PROBLEM TO SOLVE -> Every record must be transcribed in its entirety, apart from the images, which are to be omitted.

PROVIDED DATA ->
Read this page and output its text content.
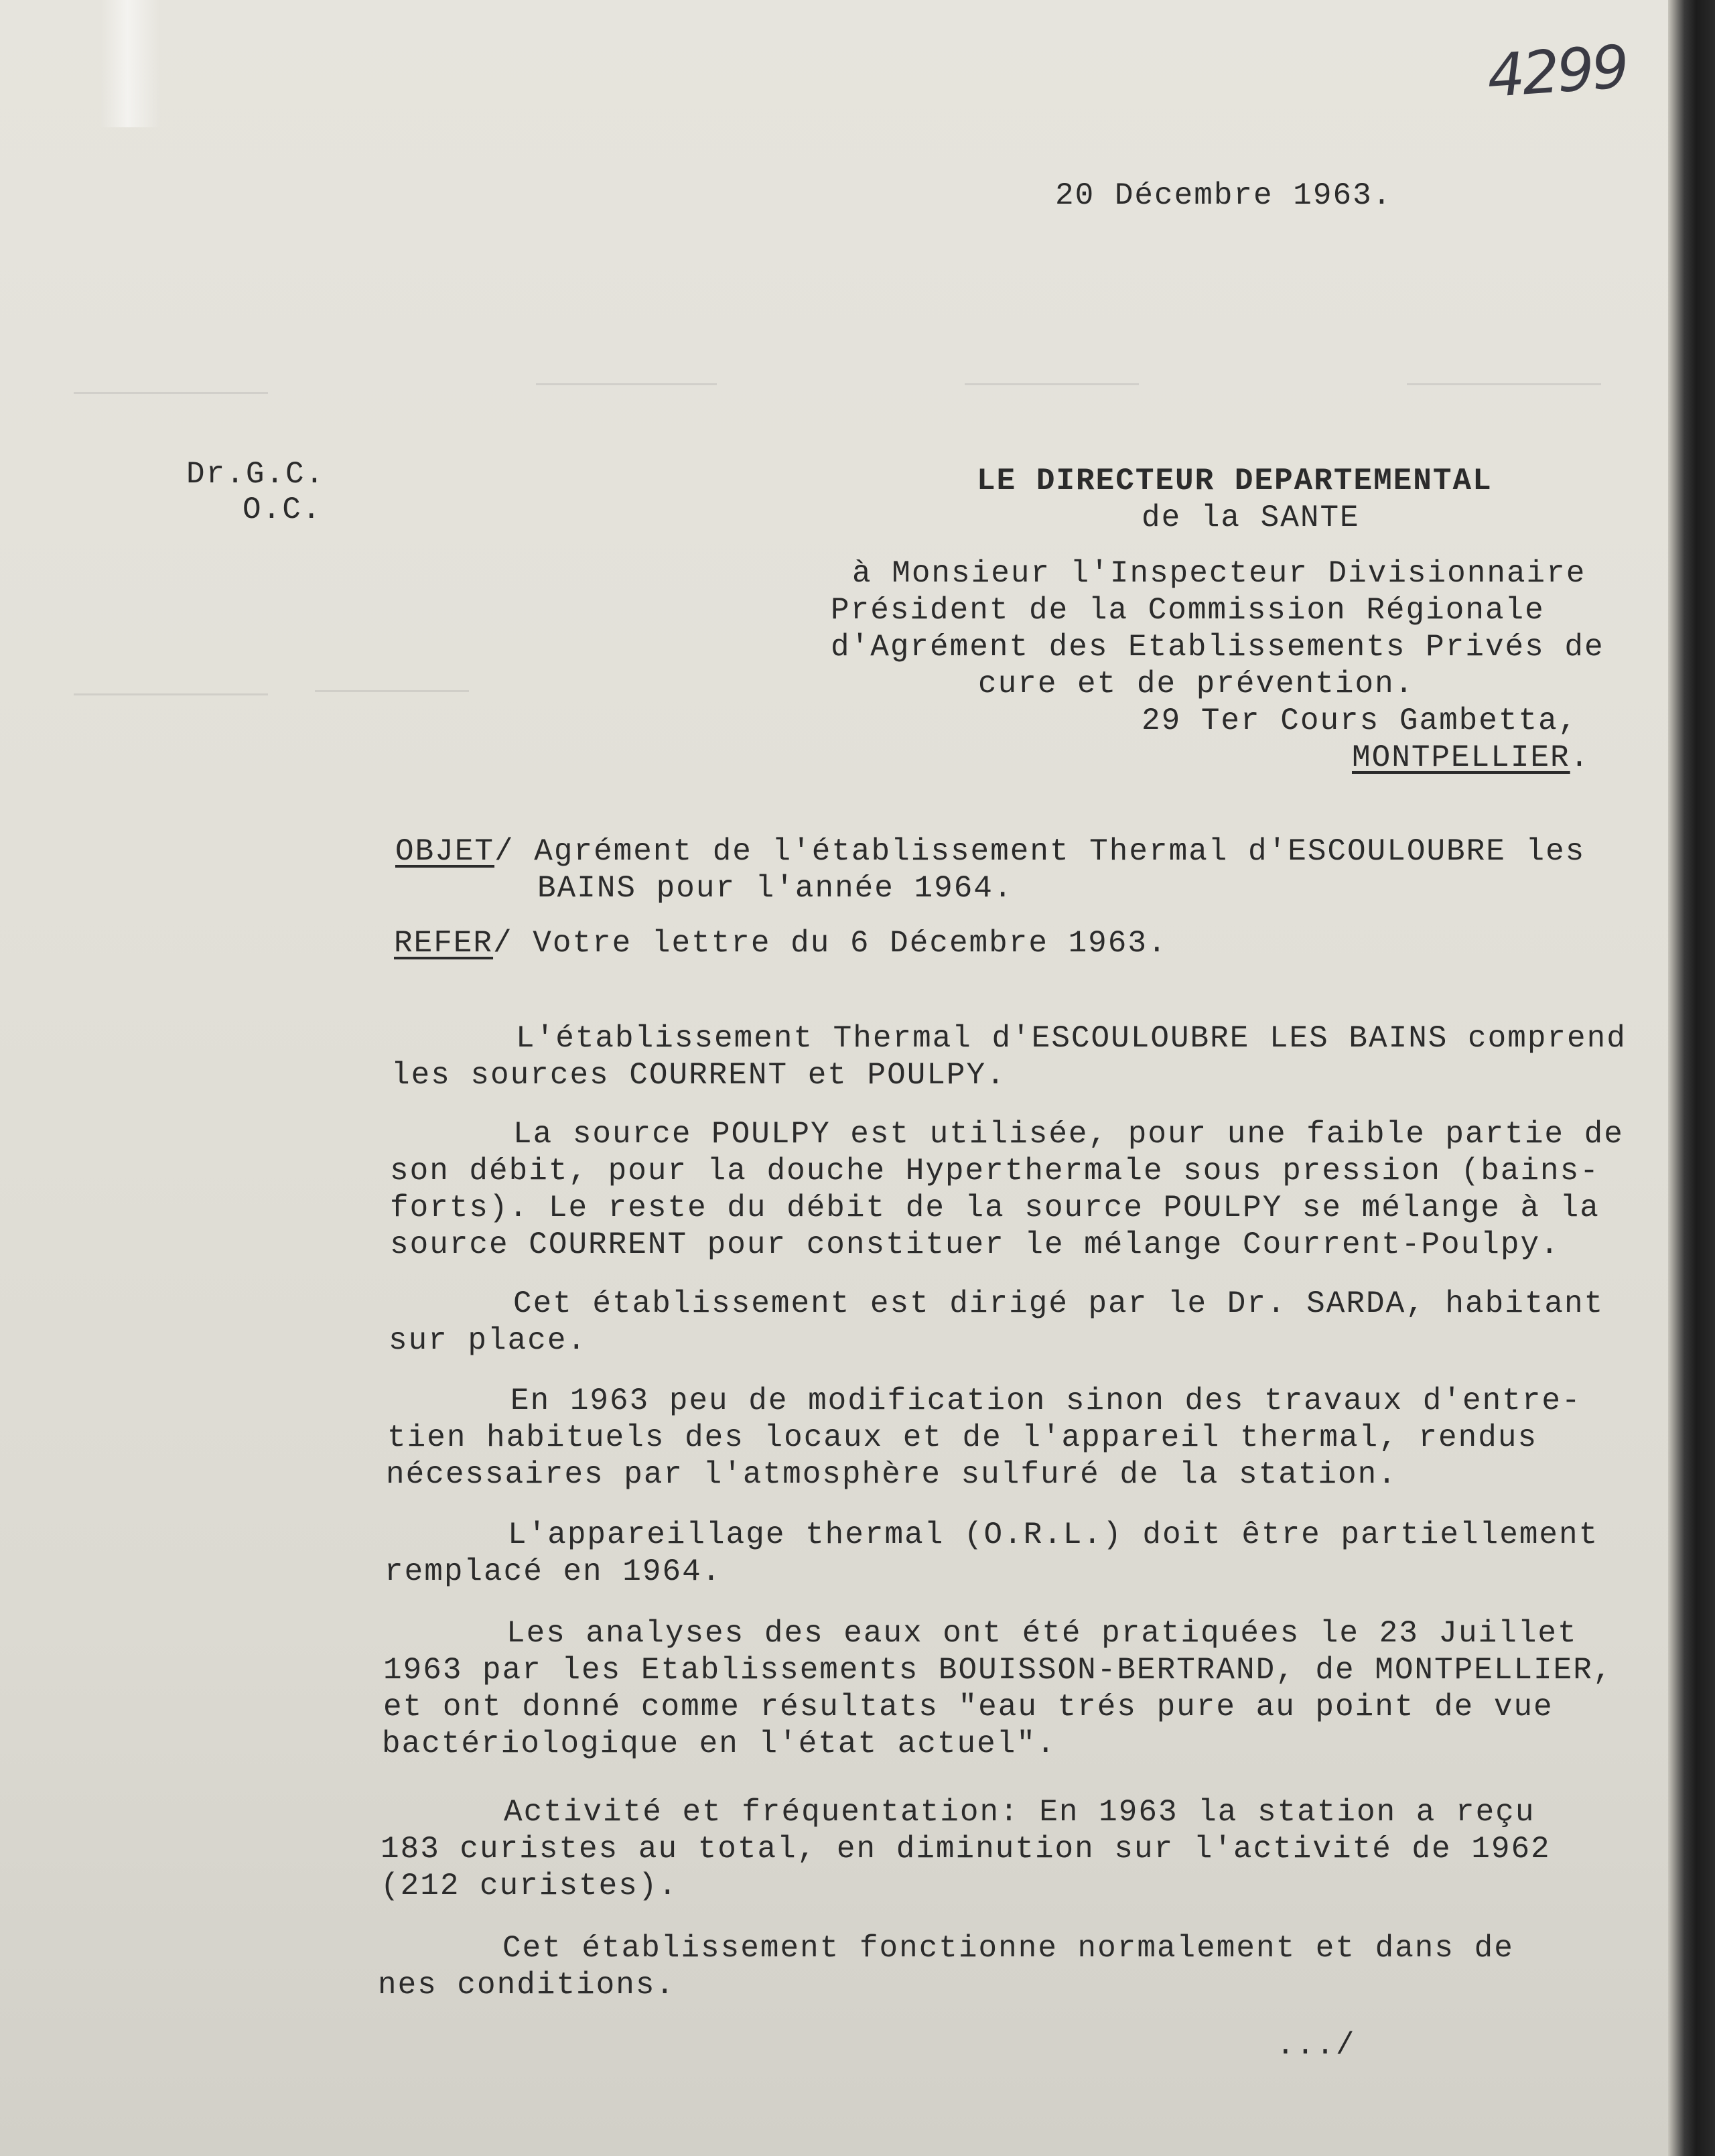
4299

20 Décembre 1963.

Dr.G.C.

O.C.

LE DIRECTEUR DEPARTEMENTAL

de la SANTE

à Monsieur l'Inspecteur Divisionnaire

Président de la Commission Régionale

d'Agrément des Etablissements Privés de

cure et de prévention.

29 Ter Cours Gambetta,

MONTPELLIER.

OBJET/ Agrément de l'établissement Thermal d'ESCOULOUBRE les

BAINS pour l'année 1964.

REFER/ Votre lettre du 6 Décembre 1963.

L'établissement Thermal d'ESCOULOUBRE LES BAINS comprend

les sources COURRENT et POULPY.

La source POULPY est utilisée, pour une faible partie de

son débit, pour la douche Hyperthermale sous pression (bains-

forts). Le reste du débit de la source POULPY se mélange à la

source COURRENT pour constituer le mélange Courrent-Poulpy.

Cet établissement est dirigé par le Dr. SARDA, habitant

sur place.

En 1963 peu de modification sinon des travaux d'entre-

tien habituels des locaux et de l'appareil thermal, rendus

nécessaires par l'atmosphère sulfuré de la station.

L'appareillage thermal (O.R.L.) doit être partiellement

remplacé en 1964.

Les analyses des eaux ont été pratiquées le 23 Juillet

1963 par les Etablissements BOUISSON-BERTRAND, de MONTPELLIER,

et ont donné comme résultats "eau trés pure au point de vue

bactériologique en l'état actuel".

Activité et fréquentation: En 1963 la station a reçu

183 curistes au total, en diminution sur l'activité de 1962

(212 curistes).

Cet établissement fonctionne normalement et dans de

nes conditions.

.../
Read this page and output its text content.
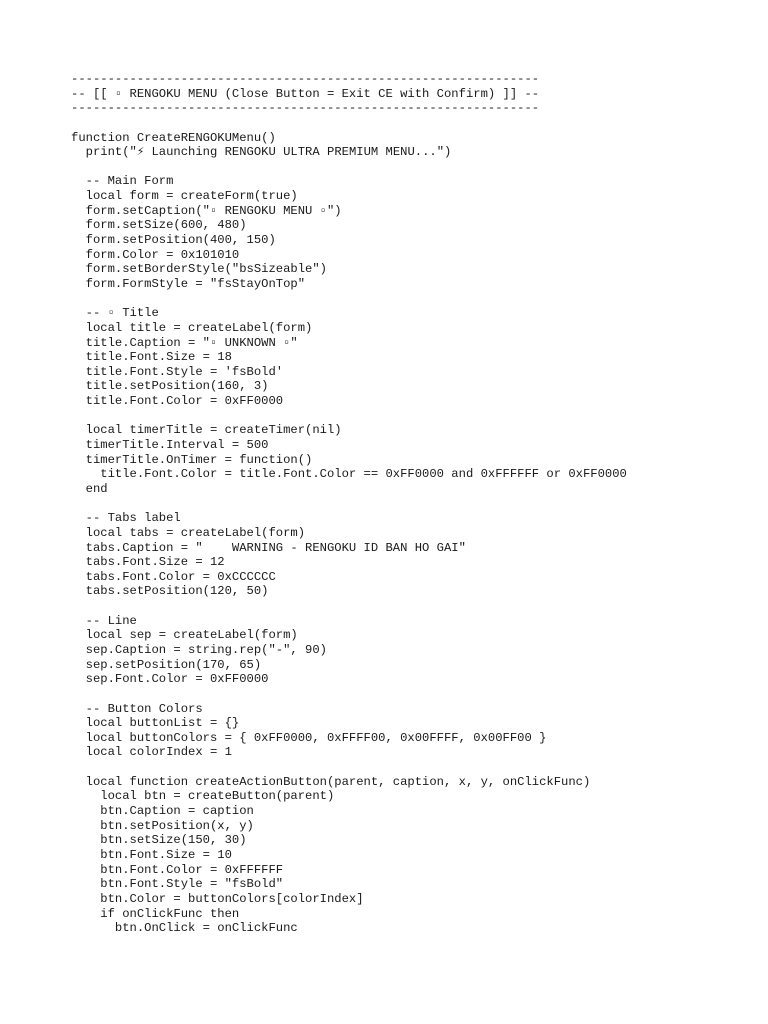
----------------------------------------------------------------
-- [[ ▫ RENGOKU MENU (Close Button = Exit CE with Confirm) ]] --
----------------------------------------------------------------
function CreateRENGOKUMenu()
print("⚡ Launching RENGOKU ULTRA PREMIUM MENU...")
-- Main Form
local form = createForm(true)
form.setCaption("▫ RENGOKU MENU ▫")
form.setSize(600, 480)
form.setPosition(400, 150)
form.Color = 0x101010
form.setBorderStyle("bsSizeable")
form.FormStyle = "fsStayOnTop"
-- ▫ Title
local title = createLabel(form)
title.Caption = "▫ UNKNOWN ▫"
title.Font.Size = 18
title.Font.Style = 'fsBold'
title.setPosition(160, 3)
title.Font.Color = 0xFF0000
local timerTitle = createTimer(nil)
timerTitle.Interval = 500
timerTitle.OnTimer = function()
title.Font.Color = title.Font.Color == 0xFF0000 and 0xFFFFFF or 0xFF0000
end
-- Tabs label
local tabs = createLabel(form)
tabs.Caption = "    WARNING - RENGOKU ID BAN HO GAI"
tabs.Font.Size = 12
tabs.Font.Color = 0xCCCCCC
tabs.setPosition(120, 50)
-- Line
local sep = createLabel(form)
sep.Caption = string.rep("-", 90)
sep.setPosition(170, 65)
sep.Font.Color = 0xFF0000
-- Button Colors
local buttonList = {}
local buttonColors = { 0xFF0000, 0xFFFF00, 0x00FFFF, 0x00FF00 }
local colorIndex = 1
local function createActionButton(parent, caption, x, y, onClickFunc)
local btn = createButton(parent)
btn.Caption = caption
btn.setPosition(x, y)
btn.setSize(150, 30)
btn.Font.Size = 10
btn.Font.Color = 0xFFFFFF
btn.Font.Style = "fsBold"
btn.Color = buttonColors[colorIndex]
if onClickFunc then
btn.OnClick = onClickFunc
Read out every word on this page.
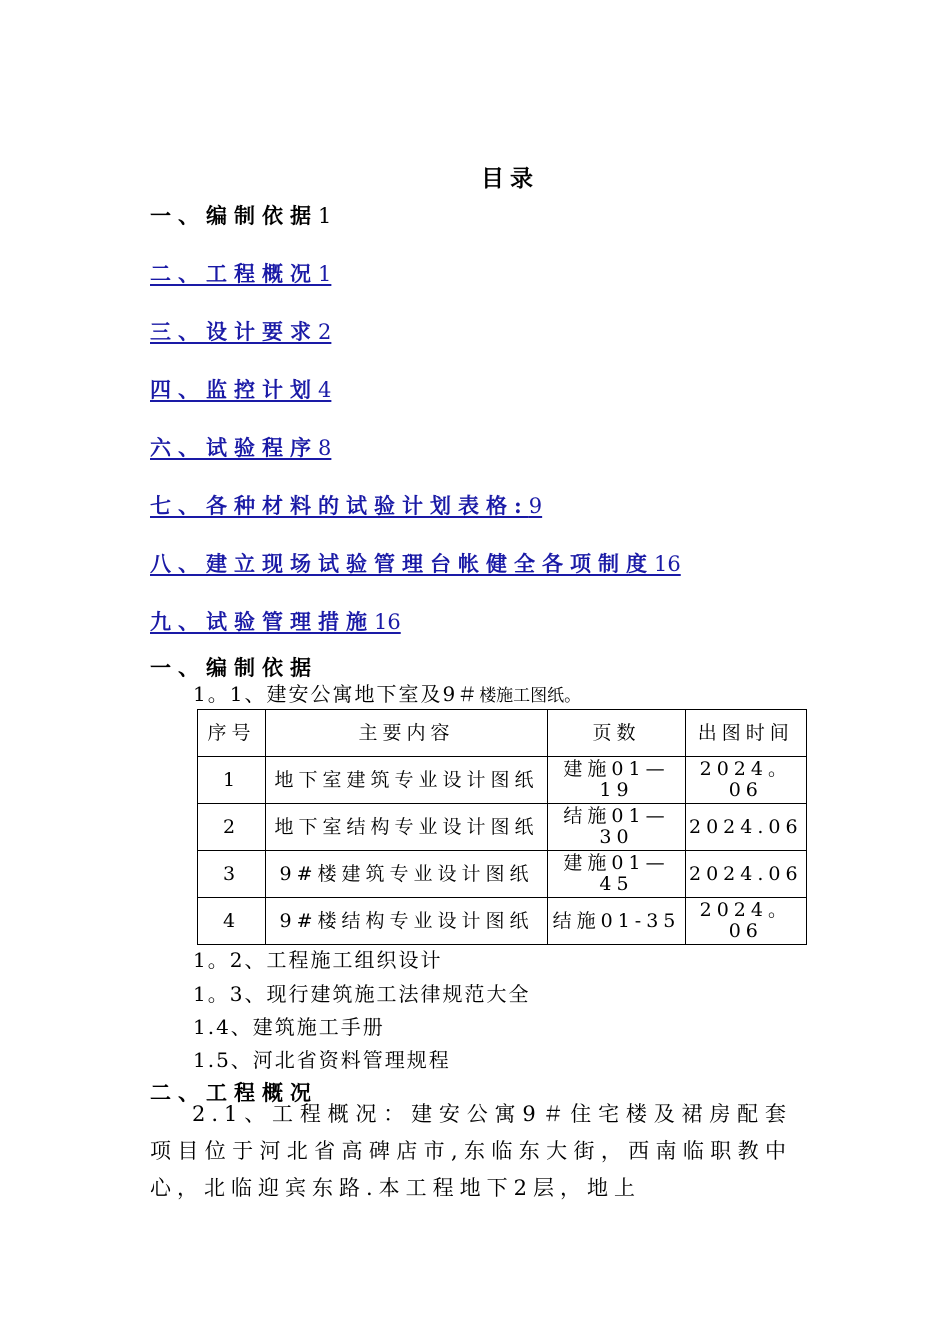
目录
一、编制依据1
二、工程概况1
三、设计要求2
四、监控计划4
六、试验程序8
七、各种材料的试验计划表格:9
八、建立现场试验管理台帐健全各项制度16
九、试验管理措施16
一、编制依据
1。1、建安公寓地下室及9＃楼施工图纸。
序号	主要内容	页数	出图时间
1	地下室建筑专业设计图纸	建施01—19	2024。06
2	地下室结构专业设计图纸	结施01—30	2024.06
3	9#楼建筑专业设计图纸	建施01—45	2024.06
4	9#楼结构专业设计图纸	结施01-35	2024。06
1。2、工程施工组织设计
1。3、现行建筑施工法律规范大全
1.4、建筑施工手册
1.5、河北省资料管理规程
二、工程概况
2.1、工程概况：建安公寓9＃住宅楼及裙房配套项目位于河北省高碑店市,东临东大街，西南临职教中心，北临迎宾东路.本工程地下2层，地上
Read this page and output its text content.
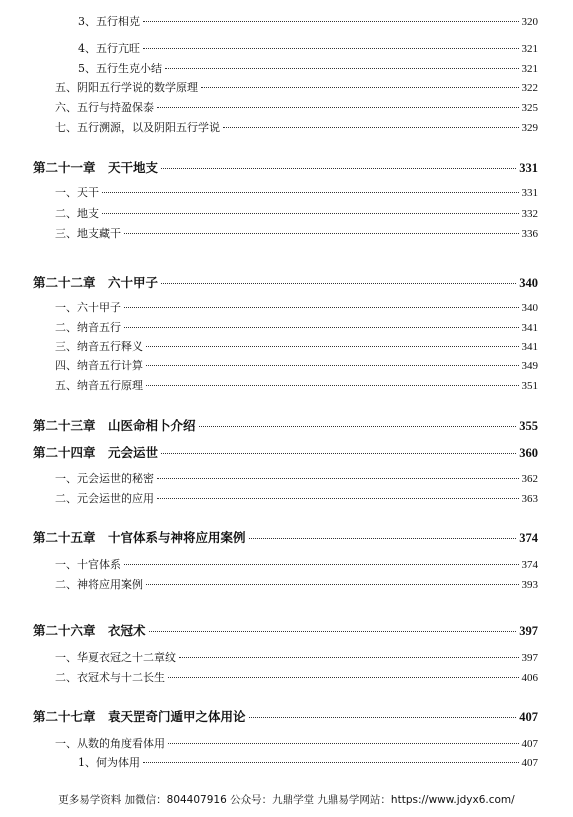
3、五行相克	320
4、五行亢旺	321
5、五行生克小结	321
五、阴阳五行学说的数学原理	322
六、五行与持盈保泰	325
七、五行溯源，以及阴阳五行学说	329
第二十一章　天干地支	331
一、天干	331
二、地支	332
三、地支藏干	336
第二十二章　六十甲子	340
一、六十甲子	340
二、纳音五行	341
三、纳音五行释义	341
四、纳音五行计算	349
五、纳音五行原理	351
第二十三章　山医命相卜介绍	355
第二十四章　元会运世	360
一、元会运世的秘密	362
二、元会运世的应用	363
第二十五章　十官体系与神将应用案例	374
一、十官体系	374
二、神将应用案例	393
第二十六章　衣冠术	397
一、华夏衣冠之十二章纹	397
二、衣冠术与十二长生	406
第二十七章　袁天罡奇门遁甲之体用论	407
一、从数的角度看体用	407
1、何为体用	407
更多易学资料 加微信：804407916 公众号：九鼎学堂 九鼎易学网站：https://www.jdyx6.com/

RESULT OF THIS TASK ->
Read this page and output its text content.
4299

20 Décembre 1963.

Dr.G.C.

O.C.

LE DIRECTEUR DEPARTEMENTAL

de la SANTE

à Monsieur l'Inspecteur Divisionnaire

Président de la Commission Régionale

d'Agrément des Etablissements Privés de

cure et de prévention.

29 Ter Cours Gambetta,

MONTPELLIER.

OBJET/ Agrément de l'établissement Thermal d'ESCOULOUBRE les

BAINS pour l'année 1964.

REFER/ Votre lettre du 6 Décembre 1963.

L'établissement Thermal d'ESCOULOUBRE LES BAINS comprend

les sources COURRENT et POULPY.

La source POULPY est utilisée, pour une faible partie de

son débit, pour la douche Hyperthermale sous pression (bains-

forts). Le reste du débit de la source POULPY se mélange à la

source COURRENT pour constituer le mélange Courrent-Poulpy.

Cet établissement est dirigé par le Dr. SARDA, habitant

sur place.

En 1963 peu de modification sinon des travaux d'entre-

tien habituels des locaux et de l'appareil thermal, rendus

nécessaires par l'atmosphère sulfuré de la station.

L'appareillage thermal (O.R.L.) doit être partiellement

remplacé en 1964.

Les analyses des eaux ont été pratiquées le 23 Juillet

1963 par les Etablissements BOUISSON-BERTRAND, de MONTPELLIER,

et ont donné comme résultats "eau trés pure au point de vue

bactériologique en l'état actuel".

Activité et fréquentation: En 1963 la station a reçu

183 curistes au total, en diminution sur l'activité de 1962

(212 curistes).

Cet établissement fonctionne normalement et dans de

nes conditions.

.../
Read this page and output its text content.
----------------------------------------------------------------
-- [[ ▫ RENGOKU MENU (Close Button = Exit CE with Confirm) ]] --
----------------------------------------------------------------
function CreateRENGOKUMenu()
print("⚡ Launching RENGOKU ULTRA PREMIUM MENU...")
-- Main Form
local form = createForm(true)
form.setCaption("▫ RENGOKU MENU ▫")
form.setSize(600, 480)
form.setPosition(400, 150)
form.Color = 0x101010
form.setBorderStyle("bsSizeable")
form.FormStyle = "fsStayOnTop"
-- ▫ Title
local title = createLabel(form)
title.Caption = "▫ UNKNOWN ▫"
title.Font.Size = 18
title.Font.Style = 'fsBold'
title.setPosition(160, 3)
title.Font.Color = 0xFF0000
local timerTitle = createTimer(nil)
timerTitle.Interval = 500
timerTitle.OnTimer = function()
title.Font.Color = title.Font.Color == 0xFF0000 and 0xFFFFFF or 0xFF0000
end
-- Tabs label
local tabs = createLabel(form)
tabs.Caption = "    WARNING - RENGOKU ID BAN HO GAI"
tabs.Font.Size = 12
tabs.Font.Color = 0xCCCCCC
tabs.setPosition(120, 50)
-- Line
local sep = createLabel(form)
sep.Caption = string.rep("-", 90)
sep.setPosition(170, 65)
sep.Font.Color = 0xFF0000
-- Button Colors
local buttonList = {}
local buttonColors = { 0xFF0000, 0xFFFF00, 0x00FFFF, 0x00FF00 }
local colorIndex = 1
local function createActionButton(parent, caption, x, y, onClickFunc)
local btn = createButton(parent)
btn.Caption = caption
btn.setPosition(x, y)
btn.setSize(150, 30)
btn.Font.Size = 10
btn.Font.Color = 0xFFFFFF
btn.Font.Style = "fsBold"
btn.Color = buttonColors[colorIndex]
if onClickFunc then
btn.OnClick = onClickFunc
Read out every word on this page.
目录
一、编制依据1
二、工程概况1
三、设计要求2
四、监控计划4
六、试验程序8
七、各种材料的试验计划表格:9
八、建立现场试验管理台帐健全各项制度16
九、试验管理措施16
一、编制依据
1。1、建安公寓地下室及9＃楼施工图纸。
序号	主要内容	页数	出图时间
1	地下室建筑专业设计图纸	建施01—19	2024。06
2	地下室结构专业设计图纸	结施01—30	2024.06
3	9#楼建筑专业设计图纸	建施01—45	2024.06
4	9#楼结构专业设计图纸	结施01-35	2024。06
1。2、工程施工组织设计
1。3、现行建筑施工法律规范大全
1.4、建筑施工手册
1.5、河北省资料管理规程
二、工程概况
2.1、工程概况：建安公寓9＃住宅楼及裙房配套项目位于河北省高碑店市,东临东大街，西南临职教中心，北临迎宾东路.本工程地下2层，地上
Read this page and output its text content.
3、五行相克	320
4、五行亢旺	321
5、五行生克小结	321
五、阴阳五行学说的数学原理	322
六、五行与持盈保泰	325
七、五行溯源，以及阴阳五行学说	329
第二十一章　天干地支	331
一、天干	331
二、地支	332
三、地支藏干	336
第二十二章　六十甲子	340
一、六十甲子	340
二、纳音五行	341
三、纳音五行释义	341
四、纳音五行计算	349
五、纳音五行原理	351
第二十三章　山医命相卜介绍	355
第二十四章　元会运世	360
一、元会运世的秘密	362
二、元会运世的应用	363
第二十五章　十官体系与神将应用案例	374
一、十官体系	374
二、神将应用案例	393
第二十六章　衣冠术	397
一、华夏衣冠之十二章纹	397
二、衣冠术与十二长生	406
第二十七章　袁天罡奇门遁甲之体用论	407
一、从数的角度看体用	407
1、何为体用	407
更多易学资料 加微信：804407916 公众号：九鼎学堂 九鼎易学网站：https://www.jdyx6.com/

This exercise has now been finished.